ACCIONES REQUERIDAS
a. Transcriba el pasaje del texto sobre Siemens Gamesa comprendido desde "Este jueves, el" hasta "el comercio mundial." y cambie "aerogeneradores" por "turbinas eólicas".
b. Enumere todos los verbos en infinitivo distintos que aparecen en el texto sobre Siemens Gamesa, una sola vez cada uno y en el orden en que surgen por primera vez.

TEXTO DEL DOCUMENTO
+ + +

Este jueves, el fabricante de aerogeneradores Siemens Gamesa advirtió que tendrá difícil evitar las pérdidas en el presente ejercicio fiscal por factores internos y porque ya no puede suponer una mejora en la cadena de suministro global en los próximos meses, pese a haber lanzado unos objetivos mucho más optimistas hace apenas unas semanas. Este caso es solo un ejemplo reciente del especial impacto que está teniendo en las empresas industriales, que se extiende a otros sectores como el textil hasta abarcar a todos los que están involucrados en el comercio mundial.

Los márgenes y los planes de negocio de las compañías afectadas por los cuellos de botella están sufriendo, lo que es un desafío para la recuperación en general, aunque las conclusiones de Siemens Gamesa podrían haber sido demasiado extremas.

+ + +

Entradas de datos almacenadas

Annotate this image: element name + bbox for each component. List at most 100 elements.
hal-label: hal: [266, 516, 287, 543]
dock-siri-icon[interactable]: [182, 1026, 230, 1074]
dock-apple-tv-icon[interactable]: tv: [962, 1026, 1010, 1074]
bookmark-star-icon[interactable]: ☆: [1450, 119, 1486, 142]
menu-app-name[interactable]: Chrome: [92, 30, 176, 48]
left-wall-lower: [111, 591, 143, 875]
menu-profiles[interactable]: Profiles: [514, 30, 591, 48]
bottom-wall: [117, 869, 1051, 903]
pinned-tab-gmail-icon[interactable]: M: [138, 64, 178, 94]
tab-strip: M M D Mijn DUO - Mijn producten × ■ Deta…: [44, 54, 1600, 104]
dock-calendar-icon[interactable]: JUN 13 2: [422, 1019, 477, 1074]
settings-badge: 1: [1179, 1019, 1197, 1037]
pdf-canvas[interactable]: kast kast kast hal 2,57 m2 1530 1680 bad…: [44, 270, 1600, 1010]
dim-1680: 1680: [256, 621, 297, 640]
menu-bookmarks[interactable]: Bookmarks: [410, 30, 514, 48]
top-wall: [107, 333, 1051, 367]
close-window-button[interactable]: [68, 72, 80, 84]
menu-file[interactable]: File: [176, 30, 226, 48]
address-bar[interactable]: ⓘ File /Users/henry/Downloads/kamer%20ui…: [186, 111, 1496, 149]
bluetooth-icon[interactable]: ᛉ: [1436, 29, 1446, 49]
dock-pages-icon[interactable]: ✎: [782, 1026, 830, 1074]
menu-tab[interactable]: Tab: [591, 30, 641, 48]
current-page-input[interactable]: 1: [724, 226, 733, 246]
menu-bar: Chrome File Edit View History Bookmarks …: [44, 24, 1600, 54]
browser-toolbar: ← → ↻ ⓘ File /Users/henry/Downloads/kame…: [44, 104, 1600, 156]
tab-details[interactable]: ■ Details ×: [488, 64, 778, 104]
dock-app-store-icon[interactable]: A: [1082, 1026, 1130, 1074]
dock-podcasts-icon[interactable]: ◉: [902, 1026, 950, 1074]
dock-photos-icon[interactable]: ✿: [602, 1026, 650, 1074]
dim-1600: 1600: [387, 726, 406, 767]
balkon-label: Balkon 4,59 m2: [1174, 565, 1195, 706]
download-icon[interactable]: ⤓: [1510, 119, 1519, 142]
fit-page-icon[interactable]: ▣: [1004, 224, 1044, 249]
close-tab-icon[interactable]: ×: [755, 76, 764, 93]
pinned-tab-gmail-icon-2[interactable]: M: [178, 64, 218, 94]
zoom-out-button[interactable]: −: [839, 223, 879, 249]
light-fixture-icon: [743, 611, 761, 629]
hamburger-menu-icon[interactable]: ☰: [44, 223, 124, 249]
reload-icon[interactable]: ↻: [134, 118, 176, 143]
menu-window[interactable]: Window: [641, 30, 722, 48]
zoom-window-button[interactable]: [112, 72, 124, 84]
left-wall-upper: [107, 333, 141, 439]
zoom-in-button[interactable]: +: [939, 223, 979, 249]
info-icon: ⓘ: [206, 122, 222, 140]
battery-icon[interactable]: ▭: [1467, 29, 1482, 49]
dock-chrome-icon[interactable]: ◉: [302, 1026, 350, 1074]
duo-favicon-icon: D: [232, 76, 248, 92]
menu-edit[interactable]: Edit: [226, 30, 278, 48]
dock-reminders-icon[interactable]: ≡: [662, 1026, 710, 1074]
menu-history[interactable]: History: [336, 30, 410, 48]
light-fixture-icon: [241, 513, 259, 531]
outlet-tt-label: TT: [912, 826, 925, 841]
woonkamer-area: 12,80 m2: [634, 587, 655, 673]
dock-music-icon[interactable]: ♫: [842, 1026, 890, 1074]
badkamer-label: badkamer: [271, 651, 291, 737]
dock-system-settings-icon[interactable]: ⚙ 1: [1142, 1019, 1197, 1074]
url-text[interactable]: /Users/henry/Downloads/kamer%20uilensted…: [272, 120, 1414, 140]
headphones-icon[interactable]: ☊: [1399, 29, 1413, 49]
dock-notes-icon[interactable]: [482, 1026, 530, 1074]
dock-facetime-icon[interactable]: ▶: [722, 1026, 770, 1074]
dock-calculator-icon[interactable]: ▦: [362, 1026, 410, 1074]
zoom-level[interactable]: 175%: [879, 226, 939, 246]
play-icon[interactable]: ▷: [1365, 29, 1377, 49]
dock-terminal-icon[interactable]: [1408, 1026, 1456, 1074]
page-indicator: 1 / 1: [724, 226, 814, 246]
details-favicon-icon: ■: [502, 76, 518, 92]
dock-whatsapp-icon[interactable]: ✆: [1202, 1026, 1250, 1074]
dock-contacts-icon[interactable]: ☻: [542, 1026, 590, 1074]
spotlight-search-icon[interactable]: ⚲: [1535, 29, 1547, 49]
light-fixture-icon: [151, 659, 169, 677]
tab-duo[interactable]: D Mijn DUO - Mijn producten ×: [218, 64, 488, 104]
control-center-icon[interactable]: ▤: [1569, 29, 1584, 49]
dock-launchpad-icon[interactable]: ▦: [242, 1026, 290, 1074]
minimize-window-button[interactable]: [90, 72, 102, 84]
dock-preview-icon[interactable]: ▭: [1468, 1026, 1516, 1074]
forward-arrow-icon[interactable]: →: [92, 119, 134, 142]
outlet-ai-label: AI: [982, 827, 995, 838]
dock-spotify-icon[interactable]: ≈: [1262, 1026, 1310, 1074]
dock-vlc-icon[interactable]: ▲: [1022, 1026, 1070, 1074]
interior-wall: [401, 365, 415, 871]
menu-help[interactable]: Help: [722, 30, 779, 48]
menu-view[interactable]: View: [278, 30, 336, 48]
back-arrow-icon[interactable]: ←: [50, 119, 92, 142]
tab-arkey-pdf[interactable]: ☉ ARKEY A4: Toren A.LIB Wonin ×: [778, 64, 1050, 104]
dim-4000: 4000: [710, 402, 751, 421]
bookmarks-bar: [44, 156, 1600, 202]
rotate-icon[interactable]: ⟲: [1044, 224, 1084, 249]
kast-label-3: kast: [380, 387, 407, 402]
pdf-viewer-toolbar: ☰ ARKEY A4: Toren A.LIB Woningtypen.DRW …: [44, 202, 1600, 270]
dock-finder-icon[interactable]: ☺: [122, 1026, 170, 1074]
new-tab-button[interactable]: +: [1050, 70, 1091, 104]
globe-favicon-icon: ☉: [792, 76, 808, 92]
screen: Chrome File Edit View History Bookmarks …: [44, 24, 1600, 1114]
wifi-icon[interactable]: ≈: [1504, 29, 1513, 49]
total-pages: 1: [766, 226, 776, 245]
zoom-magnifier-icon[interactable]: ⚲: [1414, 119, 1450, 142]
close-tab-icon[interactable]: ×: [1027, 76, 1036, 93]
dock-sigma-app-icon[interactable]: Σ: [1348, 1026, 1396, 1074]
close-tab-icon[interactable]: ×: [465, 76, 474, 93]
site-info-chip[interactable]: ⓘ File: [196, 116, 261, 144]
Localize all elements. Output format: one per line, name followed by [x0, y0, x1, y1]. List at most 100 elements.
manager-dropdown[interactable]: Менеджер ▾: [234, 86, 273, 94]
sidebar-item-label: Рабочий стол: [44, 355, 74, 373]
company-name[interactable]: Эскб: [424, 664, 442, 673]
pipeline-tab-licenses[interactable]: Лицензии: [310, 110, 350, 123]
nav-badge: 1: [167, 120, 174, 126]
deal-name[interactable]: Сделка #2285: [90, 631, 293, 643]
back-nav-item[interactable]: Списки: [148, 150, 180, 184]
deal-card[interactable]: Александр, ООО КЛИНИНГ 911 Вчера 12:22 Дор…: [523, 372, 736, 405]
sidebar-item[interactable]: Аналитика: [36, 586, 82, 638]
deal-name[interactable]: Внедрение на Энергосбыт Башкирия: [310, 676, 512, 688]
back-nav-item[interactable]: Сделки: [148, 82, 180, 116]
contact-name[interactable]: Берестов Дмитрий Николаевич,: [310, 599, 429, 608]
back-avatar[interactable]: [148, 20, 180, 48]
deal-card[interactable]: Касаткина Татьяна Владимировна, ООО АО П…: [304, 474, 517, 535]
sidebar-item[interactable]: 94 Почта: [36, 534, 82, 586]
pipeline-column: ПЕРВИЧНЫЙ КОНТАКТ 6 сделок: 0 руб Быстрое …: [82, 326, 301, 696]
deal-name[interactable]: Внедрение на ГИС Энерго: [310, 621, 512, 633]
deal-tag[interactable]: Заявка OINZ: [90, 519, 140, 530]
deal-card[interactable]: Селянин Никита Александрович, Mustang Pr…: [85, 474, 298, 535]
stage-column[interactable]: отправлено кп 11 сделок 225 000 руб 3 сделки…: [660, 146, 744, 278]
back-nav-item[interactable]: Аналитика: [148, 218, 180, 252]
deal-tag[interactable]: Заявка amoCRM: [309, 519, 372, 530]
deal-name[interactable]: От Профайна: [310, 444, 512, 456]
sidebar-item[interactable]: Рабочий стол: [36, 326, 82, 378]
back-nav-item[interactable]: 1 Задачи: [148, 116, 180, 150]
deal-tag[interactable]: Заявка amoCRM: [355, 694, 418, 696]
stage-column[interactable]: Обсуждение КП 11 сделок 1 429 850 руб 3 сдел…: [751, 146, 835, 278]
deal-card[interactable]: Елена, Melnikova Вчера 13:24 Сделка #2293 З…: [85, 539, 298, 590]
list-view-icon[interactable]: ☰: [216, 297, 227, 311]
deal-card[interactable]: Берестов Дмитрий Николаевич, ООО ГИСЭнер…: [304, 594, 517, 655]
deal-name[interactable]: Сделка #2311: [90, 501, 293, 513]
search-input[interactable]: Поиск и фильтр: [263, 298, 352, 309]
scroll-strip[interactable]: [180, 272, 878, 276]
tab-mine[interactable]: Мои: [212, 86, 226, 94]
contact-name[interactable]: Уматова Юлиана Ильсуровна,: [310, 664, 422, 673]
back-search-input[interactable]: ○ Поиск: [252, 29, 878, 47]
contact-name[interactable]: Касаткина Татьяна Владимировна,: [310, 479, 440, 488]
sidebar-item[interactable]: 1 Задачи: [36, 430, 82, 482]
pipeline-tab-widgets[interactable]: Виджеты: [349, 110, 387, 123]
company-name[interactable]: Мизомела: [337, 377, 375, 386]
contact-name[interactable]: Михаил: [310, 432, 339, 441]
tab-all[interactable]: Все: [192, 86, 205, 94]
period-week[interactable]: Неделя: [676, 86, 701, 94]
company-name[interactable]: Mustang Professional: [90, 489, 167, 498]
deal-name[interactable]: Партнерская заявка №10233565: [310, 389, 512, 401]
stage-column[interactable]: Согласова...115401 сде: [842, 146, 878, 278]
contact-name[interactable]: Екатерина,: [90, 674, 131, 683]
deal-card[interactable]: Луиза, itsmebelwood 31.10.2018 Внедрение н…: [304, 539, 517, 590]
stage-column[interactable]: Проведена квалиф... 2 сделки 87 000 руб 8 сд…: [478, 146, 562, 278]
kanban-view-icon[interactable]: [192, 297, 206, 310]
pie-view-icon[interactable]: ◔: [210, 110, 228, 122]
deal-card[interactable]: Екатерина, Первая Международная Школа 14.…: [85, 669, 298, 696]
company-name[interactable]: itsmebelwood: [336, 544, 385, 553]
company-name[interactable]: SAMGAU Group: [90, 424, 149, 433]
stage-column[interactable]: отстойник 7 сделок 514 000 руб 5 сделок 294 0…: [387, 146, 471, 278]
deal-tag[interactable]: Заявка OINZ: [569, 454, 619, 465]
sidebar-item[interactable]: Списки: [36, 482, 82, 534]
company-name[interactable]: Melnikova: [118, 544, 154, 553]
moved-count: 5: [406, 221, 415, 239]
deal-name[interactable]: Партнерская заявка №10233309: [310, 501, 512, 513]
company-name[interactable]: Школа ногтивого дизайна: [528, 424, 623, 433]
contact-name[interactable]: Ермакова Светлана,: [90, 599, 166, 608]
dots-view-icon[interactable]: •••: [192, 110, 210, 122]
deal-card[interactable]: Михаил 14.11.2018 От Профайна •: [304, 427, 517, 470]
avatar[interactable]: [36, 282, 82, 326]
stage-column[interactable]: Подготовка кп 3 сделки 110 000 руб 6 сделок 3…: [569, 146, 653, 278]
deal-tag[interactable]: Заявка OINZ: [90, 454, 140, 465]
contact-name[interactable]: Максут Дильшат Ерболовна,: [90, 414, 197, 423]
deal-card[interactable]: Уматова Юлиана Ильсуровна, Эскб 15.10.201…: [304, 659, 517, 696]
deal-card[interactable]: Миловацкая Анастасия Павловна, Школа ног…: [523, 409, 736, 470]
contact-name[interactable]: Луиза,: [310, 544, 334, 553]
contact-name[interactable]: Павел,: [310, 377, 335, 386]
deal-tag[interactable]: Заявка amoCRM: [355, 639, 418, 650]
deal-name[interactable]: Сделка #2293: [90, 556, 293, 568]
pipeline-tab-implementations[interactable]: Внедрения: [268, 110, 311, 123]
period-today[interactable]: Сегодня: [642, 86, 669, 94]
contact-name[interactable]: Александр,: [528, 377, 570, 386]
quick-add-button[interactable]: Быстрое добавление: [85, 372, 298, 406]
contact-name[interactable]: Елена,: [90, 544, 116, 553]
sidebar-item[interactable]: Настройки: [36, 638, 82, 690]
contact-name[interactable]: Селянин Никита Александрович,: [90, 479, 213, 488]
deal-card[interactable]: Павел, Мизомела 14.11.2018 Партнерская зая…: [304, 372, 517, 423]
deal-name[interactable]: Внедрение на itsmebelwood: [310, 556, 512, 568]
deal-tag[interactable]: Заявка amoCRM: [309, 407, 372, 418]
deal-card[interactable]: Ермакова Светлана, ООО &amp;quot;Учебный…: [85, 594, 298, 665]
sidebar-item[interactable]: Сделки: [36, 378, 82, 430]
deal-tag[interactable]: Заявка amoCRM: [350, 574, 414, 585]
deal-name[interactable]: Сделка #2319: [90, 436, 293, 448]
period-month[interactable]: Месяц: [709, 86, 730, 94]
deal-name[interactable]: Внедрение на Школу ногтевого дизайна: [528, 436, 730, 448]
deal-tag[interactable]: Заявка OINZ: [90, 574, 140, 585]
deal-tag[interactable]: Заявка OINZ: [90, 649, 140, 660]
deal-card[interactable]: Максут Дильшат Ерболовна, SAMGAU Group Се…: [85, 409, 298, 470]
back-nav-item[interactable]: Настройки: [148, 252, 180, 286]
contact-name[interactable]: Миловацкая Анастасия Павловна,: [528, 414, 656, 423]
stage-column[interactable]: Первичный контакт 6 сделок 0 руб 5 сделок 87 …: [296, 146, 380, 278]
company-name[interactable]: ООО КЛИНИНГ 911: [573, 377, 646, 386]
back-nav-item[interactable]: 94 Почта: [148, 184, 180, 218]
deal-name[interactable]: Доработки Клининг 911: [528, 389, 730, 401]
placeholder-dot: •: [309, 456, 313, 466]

+ + +

RESPUESTAS ESPERADAS
a.
Este jueves, el fabricante de turbinas eólicas Siemens Gamesa advirtió que tendrá difícil evitar las pérdidas en el presente ejercicio fiscal por factores internos y porque ya no puede suponer una mejora en la cadena de suministro global en los próximos meses, pese a haber lanzado unos objetivos mucho más optimistas hace apenas unas semanas. Este caso es solo un ejemplo reciente del especial impacto que está teniendo en las empresas industriales, que se extiende a otros sectores como el textil hasta abarcar a todos los que están involucrados en el comercio mundial.

b. evitar, suponer, haber, abarcar